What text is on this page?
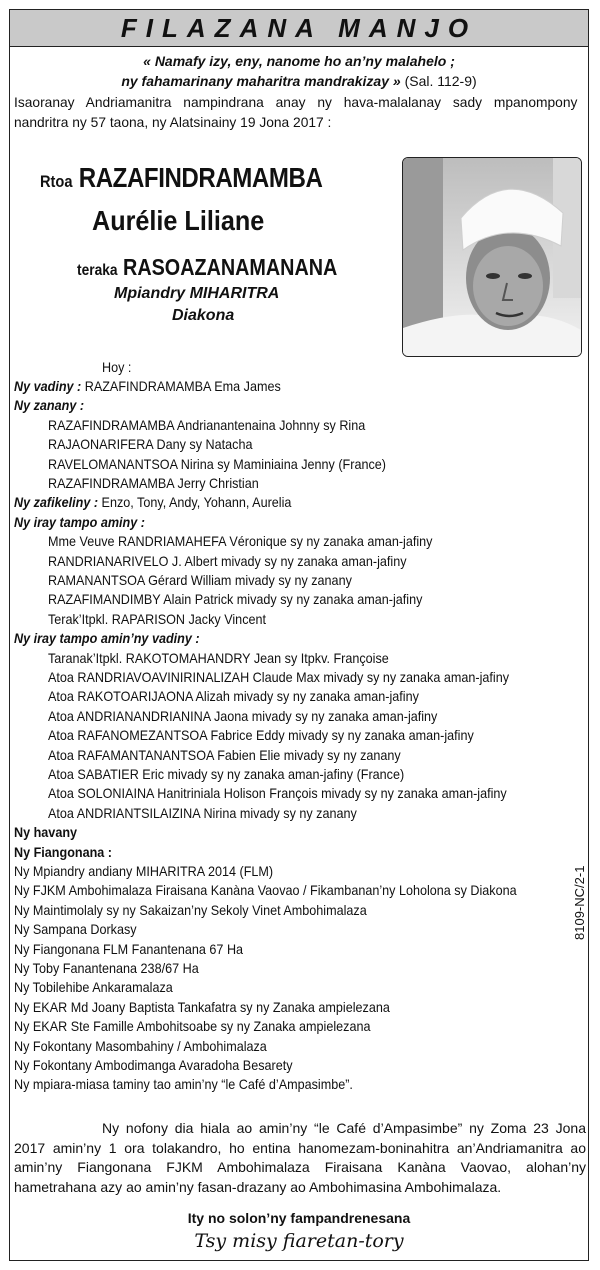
FILAZANA MANJO
« Namafy izy, eny, nanome ho an’ny malahelo ;
ny fahamarinany maharitra mandrakizay » (Sal. 112-9)
Isaoranay Andriamanitra nampindrana anay ny hava-malalanay sady mpanompony nandritra ny 57 taona, ny Alatsinainy 19 Jona 2017 :
Rtoa RAZAFINDRAMAMBA
Aurélie Liliane
teraka RASOAZANAMANANA
Mpiandry MIHARITRA
Diakona
Hoy :
Ny vadiny : RAZAFINDRAMAMBA Ema James
Ny zanany :
RAZAFINDRAMAMBA Andrianantenaina Johnny sy Rina
RAJAONARIFERA Dany sy Natacha
RAVELOMANANTSOA Nirina sy Maminiaina Jenny (France)
RAZAFINDRAMAMBA Jerry Christian
Ny zafikeliny : Enzo, Tony, Andy, Yohann, Aurelia
Ny iray tampo aminy :
Mme Veuve RANDRIAMAHEFA Véronique sy ny zanaka aman-jafiny
RANDRIANARIVELO J. Albert mivady sy ny zanaka aman-jafiny
RAMANANTSOA Gérard William mivady sy ny zanany
RAZAFIMANDIMBY Alain Patrick mivady sy ny zanaka aman-jafiny
Terak’Itpkl. RAPARISON Jacky Vincent
Ny iray tampo amin’ny vadiny :
Taranak’Itpkl. RAKOTOMAHANDRY Jean sy Itpkv. Françoise
Atoa RANDRIAVOAVINIRINALIZAH Claude Max mivady sy ny zanaka aman-jafiny
Atoa RAKOTOARIJAONA Alizah mivady sy ny zanaka aman-jafiny
Atoa ANDRIANANDRIANINA Jaona mivady sy ny zanaka aman-jafiny
Atoa RAFANOMEZANTSOA Fabrice Eddy mivady sy ny zanaka aman-jafiny
Atoa RAFAMANTANANTSOA Fabien Elie mivady sy ny zanany
Atoa SABATIER Eric mivady sy ny zanaka aman-jafiny (France)
Atoa SOLONIAINA Hanitriniala Holison François mivady sy ny zanaka aman-jafiny
Atoa ANDRIANTSILAIZINA Nirina mivady sy ny zanany
Ny havany
Ny Fiangonana :
Ny Mpiandry andiany MIHARITRA 2014 (FLM)
Ny FJKM Ambohimalaza Firaisana Kanàna Vaovao / Fikambanan’ny Loholona sy Diakona
Ny Maintimolaly sy ny Sakaizan’ny Sekoly Vinet Ambohimalaza
Ny Sampana Dorkasy
Ny Fiangonana FLM Fanantenana 67 Ha
Ny Toby Fanantenana 238/67 Ha
Ny Tobilehibe Ankaramalaza
Ny EKAR Md Joany Baptista Tankafatra sy ny Zanaka ampielezana
Ny EKAR Ste Famille Ambohitsoabe sy ny Zanaka ampielezana
Ny Fokontany Masombahiny / Ambohimalaza
Ny Fokontany Ambodimanga Avaradoha Besarety
Ny mpiara-miasa taminy tao amin’ny “le Café d’Ampasimbe”.
Ny nofony dia hiala ao amin’ny “le Café d’Ampasimbe” ny Zoma 23 Jona 2017 amin’ny 1 ora tolakandro, ho entina hanomezam-boninahitra an’Andriamanitra ao amin’ny Fiangonana FJKM Ambohimalaza Firaisana Kanàna Vaovao, alohan’ny hametrahana azy ao amin’ny fasan-drazany ao Ambohimasina Ambohimalaza.
Ity no solon’ny fampandrenesana
Tsy misy fiaretan-tory
8109-NC/2-1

# Objective
Print every record above exactly as written, leaving out the pictures.

# Written response
What text is on this page?
FILAZANA MANJO
« Namafy izy, eny, nanome ho an’ny malahelo ;
ny fahamarinany maharitra mandrakizay » (Sal. 112-9)
Isaoranay Andriamanitra nampindrana anay ny hava-malalanay sady mpanompony nandritra ny 57 taona, ny Alatsinainy 19 Jona 2017 :
Rtoa RAZAFINDRAMAMBA
Aurélie Liliane
teraka RASOAZANAMANANA
Mpiandry MIHARITRA
Diakona
Hoy :
Ny vadiny : RAZAFINDRAMAMBA Ema James
Ny zanany :
RAZAFINDRAMAMBA Andrianantenaina Johnny sy Rina
RAJAONARIFERA Dany sy Natacha
RAVELOMANANTSOA Nirina sy Maminiaina Jenny (France)
RAZAFINDRAMAMBA Jerry Christian
Ny zafikeliny : Enzo, Tony, Andy, Yohann, Aurelia
Ny iray tampo aminy :
Mme Veuve RANDRIAMAHEFA Véronique sy ny zanaka aman-jafiny
RANDRIANARIVELO J. Albert mivady sy ny zanaka aman-jafiny
RAMANANTSOA Gérard William mivady sy ny zanany
RAZAFIMANDIMBY Alain Patrick mivady sy ny zanaka aman-jafiny
Terak’Itpkl. RAPARISON Jacky Vincent
Ny iray tampo amin’ny vadiny :
Taranak’Itpkl. RAKOTOMAHANDRY Jean sy Itpkv. Françoise
Atoa RANDRIAVOAVINIRINALIZAH Claude Max mivady sy ny zanaka aman-jafiny
Atoa RAKOTOARIJAONA Alizah mivady sy ny zanaka aman-jafiny
Atoa ANDRIANANDRIANINA Jaona mivady sy ny zanaka aman-jafiny
Atoa RAFANOMEZANTSOA Fabrice Eddy mivady sy ny zanaka aman-jafiny
Atoa RAFAMANTANANTSOA Fabien Elie mivady sy ny zanany
Atoa SABATIER Eric mivady sy ny zanaka aman-jafiny (France)
Atoa SOLONIAINA Hanitriniala Holison François mivady sy ny zanaka aman-jafiny
Atoa ANDRIANTSILAIZINA Nirina mivady sy ny zanany
Ny havany
Ny Fiangonana :
Ny Mpiandry andiany MIHARITRA 2014 (FLM)
Ny FJKM Ambohimalaza Firaisana Kanàna Vaovao / Fikambanan’ny Loholona sy Diakona
Ny Maintimolaly sy ny Sakaizan’ny Sekoly Vinet Ambohimalaza
Ny Sampana Dorkasy
Ny Fiangonana FLM Fanantenana 67 Ha
Ny Toby Fanantenana 238/67 Ha
Ny Tobilehibe Ankaramalaza
Ny EKAR Md Joany Baptista Tankafatra sy ny Zanaka ampielezana
Ny EKAR Ste Famille Ambohitsoabe sy ny Zanaka ampielezana
Ny Fokontany Masombahiny / Ambohimalaza
Ny Fokontany Ambodimanga Avaradoha Besarety
Ny mpiara-miasa taminy tao amin’ny “le Café d’Ampasimbe”.
Ny nofony dia hiala ao amin’ny “le Café d’Ampasimbe” ny Zoma 23 Jona 2017 amin’ny 1 ora tolakandro, ho entina hanomezam-boninahitra an’Andriamanitra ao amin’ny Fiangonana FJKM Ambohimalaza Firaisana Kanàna Vaovao, alohan’ny hametrahana azy ao amin’ny fasan-drazany ao Ambohimasina Ambohimalaza.
Ity no solon’ny fampandrenesana
Tsy misy fiaretan-tory
8109-NC/2-1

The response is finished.